### Fragmento de texto

'''

A veces se quedaba afónico y entonces Bartolo y Helios le hacían rabiar aprovechando que no podía responder. Parecían niños.
Vendía joyas, y a él le compramos las alianzas cuando me iba a casar, y los compañeros unas medallitas que regalaron a mis hijos cuando nacieron.
Paco y yo nos encargábamos de adornar el despacho cuando llegaba la Navidad: él trajo un árbol muy bonito de su casa y yo lo decoraba con cosas que compraba en la plaza Mayor. Disfrutábamos mucho.
Recuerdo que tenía problemas con una vecina que vivía encima de él y que le hacía la vida imposible denunciándole cada dos por tres con chifladuras. Casi siempre estaba de juicios por su culpa, y decía que le condenaban porque le tocaban juezas y las mujeres se confabulaban contra él. Contaba las cosas con mucha gracia y hacía bromas incluso con sus problemas.

'''

### Listado extraído
'''

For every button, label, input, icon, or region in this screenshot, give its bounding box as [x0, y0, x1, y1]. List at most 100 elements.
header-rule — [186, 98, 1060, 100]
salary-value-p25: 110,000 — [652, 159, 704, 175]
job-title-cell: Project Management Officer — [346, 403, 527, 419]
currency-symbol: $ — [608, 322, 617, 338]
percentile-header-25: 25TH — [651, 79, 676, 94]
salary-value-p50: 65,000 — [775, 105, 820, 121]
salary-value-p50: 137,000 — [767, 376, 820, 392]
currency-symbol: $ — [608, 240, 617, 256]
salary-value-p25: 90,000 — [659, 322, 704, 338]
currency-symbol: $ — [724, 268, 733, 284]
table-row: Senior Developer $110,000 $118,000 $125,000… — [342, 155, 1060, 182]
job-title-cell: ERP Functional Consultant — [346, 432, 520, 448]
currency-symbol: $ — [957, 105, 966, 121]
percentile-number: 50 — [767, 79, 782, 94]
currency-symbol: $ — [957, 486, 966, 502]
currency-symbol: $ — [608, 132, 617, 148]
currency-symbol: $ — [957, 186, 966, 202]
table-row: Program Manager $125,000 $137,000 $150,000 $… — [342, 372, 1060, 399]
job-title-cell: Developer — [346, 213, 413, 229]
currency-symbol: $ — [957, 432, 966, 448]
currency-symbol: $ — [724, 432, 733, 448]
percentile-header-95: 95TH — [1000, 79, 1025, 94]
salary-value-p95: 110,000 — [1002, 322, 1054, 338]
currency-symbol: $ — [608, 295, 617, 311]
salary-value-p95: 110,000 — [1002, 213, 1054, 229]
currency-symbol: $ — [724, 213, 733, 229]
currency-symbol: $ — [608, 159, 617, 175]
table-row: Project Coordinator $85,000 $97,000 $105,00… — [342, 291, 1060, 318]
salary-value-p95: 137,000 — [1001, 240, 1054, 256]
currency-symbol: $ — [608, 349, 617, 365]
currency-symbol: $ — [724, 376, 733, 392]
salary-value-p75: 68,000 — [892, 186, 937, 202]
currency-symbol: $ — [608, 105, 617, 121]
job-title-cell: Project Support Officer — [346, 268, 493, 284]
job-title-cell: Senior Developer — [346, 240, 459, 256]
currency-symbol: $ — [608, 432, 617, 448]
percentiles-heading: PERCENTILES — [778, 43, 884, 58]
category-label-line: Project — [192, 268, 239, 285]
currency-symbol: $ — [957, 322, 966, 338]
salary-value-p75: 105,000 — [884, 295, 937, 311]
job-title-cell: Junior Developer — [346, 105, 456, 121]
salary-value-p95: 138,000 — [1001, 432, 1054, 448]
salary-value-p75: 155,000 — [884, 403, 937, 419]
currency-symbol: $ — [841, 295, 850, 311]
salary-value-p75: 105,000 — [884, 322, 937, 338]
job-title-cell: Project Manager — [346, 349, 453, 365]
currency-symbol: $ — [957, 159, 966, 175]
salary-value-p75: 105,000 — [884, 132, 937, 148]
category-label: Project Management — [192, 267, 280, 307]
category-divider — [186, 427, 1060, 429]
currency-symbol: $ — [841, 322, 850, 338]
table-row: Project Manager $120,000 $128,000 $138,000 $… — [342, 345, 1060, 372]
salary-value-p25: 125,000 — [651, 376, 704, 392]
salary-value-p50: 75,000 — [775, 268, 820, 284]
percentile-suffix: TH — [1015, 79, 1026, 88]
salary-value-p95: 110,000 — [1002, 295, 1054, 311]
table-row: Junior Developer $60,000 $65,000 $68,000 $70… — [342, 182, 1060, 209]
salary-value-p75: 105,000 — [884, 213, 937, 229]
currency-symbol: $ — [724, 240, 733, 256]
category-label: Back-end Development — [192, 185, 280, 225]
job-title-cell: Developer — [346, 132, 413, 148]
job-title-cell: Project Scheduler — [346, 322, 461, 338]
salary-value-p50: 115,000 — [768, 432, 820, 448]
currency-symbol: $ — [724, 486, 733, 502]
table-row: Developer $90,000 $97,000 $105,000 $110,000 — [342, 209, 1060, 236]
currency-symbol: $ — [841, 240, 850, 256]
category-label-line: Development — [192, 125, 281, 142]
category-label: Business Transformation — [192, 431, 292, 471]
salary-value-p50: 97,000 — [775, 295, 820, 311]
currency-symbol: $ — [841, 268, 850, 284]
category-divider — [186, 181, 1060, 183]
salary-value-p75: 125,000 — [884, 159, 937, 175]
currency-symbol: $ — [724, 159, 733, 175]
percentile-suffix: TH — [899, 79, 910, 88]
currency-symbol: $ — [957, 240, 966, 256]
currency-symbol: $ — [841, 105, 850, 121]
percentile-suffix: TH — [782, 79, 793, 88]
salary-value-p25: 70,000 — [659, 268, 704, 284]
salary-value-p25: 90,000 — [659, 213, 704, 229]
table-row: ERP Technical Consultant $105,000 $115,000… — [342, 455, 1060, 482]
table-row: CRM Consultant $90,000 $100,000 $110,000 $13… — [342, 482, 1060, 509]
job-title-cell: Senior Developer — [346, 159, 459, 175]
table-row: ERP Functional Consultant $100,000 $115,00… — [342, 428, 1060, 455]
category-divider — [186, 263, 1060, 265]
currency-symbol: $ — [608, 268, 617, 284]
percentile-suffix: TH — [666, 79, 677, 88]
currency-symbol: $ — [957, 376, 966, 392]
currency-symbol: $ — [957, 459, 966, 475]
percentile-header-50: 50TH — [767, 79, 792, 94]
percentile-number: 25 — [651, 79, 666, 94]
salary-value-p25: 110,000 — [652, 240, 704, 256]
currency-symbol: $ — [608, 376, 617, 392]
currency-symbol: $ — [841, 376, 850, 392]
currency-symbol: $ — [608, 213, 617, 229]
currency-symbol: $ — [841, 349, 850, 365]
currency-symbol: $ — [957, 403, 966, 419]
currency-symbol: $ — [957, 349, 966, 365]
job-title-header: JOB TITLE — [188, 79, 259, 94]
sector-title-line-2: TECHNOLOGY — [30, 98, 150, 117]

'''

### Acción requerida 1
Transcribe del fragmento el pasaje que va entre "Paco y yo nos" y "Mayor. Disfrutábamos mucho.", ambos incluidos.
### Acción requerida 2
Di sí o no según el fragmento y cita las palabras que deciden cada caso: (a) Paco trajo de su casa el árbol de Navidad del despacho. (b) Los adornos del árbol se compraban en la plaza Mayor. (c) La vecina que le causaba problemas vivía debajo de él.
El listado es un material independiente del fragmento.

### Respuesta 1
Paco y yo nos encargábamos de adornar el despacho cuando llegaba la Navidad: él trajo un árbol muy bonito de su casa y yo lo decoraba con cosas que compraba en la plaza Mayor. Disfrutábamos mucho.

### Respuesta 2
(a) Sí: "él trajo un árbol muy bonito de su casa".
(b) Sí: "yo lo decoraba con cosas que compraba en la plaza Mayor".
(c) No: "una vecina que vivía encima de él".